#### [WHAT IS NEEDED]
Lines that include the word "Marcello" are the ones to copy.

#### [MATERIAL FOR THIS TASK]
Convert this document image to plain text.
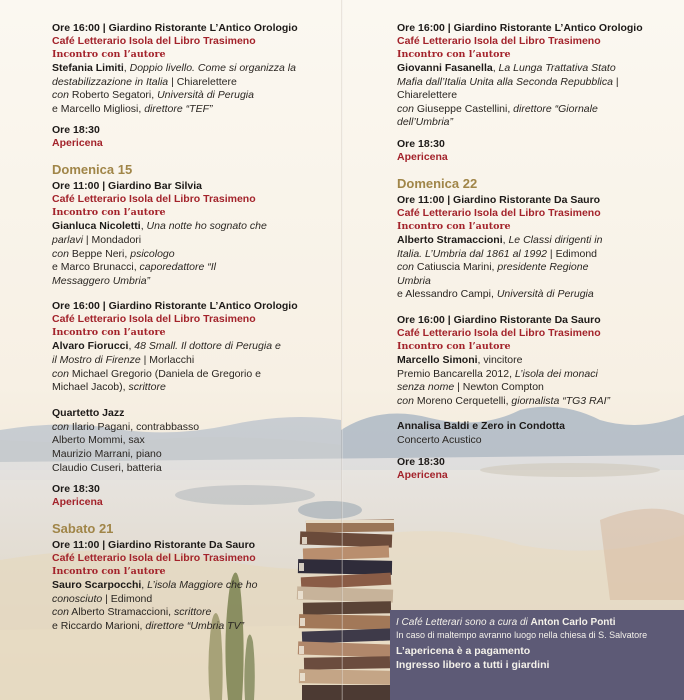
Ore 16:00 | Giardino Ristorante L’Antico Orologio
Café Letterario Isola del Libro Trasimeno
Incontro con l’autore
Stefania Limiti, Doppio livello. Come si organizza la destabilizzazione in Italia | Chiarelettere
con Roberto Segatori, Università di Perugia
e Marcello Migliosi, direttore “TEF”
Ore 18:30
Apericena
Domenica 15
Ore 11:00 | Giardino Bar Silvia
Café Letterario Isola del Libro Trasimeno
Incontro con l’autore
Gianluca Nicoletti, Una notte ho sognato che parlavi | Mondadori
con Beppe Neri, psicologo
e Marco Brunacci, caporedattore “Il Messaggero Umbria”
Ore 16:00 | Giardino Ristorante L’Antico Orologio
Café Letterario Isola del Libro Trasimeno
Incontro con l’autore
Alvaro Fiorucci, 48 Small. Il dottore di Perugia e il Mostro di Firenze | Morlacchi
con Michael Gregorio (Daniela de Gregorio e Michael Jacob), scrittore
Quartetto Jazz
con Ilario Pagani, contrabbasso
Alberto Mommi, sax
Maurizio Marrani, piano
Claudio Cuseri, batteria
Ore 18:30
Apericena
Sabato 21
Ore 11:00 | Giardino Ristorante Da Sauro
Café Letterario Isola del Libro Trasimeno
Incontro con l’autore
Sauro Scarpocchi, L’isola Maggiore che ho conosciuto | Edimond
con Alberto Stramaccioni, scrittore
e Riccardo Marioni, direttore “Umbria TV”
Ore 16:00 | Giardino Ristorante L’Antico Orologio
Café Letterario Isola del Libro Trasimeno
Incontro con l’autore
Giovanni Fasanella, La Lunga Trattativa Stato Mafia dall’Italia Unita alla Seconda Repubblica | Chiarelettere
con Giuseppe Castellini, direttore “Giornale dell’Umbria”
Ore 18:30
Apericena
Domenica 22
Ore 11:00 | Giardino Ristorante Da Sauro
Café Letterario Isola del Libro Trasimeno
Incontro con l’autore
Alberto Stramaccioni, Le Classi dirigenti in Italia. L’Umbria dal 1861 al 1992 | Edimond
con Catiuscia Marini, presidente Regione Umbria
e Alessandro Campi, Università di Perugia
Ore 16:00 | Giardino Ristorante Da Sauro
Café Letterario Isola del Libro Trasimeno
Incontro con l’autore
Marcello Simoni, vincitore
Premio Bancarella 2012, L’isola dei monaci senza nome | Newton Compton
con Moreno Cerquetelli, giornalista “TG3 RAI”
Annalisa Baldi e Zero in Condotta
Concerto Acustico
Ore 18:30
Apericena
I Café Letterari sono a cura di Anton Carlo Ponti
In caso di maltempo avranno luogo nella chiesa di S. Salvatore
L’apericena è a pagamento
Ingresso libero a tutti i giardini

#### [PROBLEM SOLUTION]
e Marcello Migliosi, direttore “TEF”
Marcello Simoni, vincitore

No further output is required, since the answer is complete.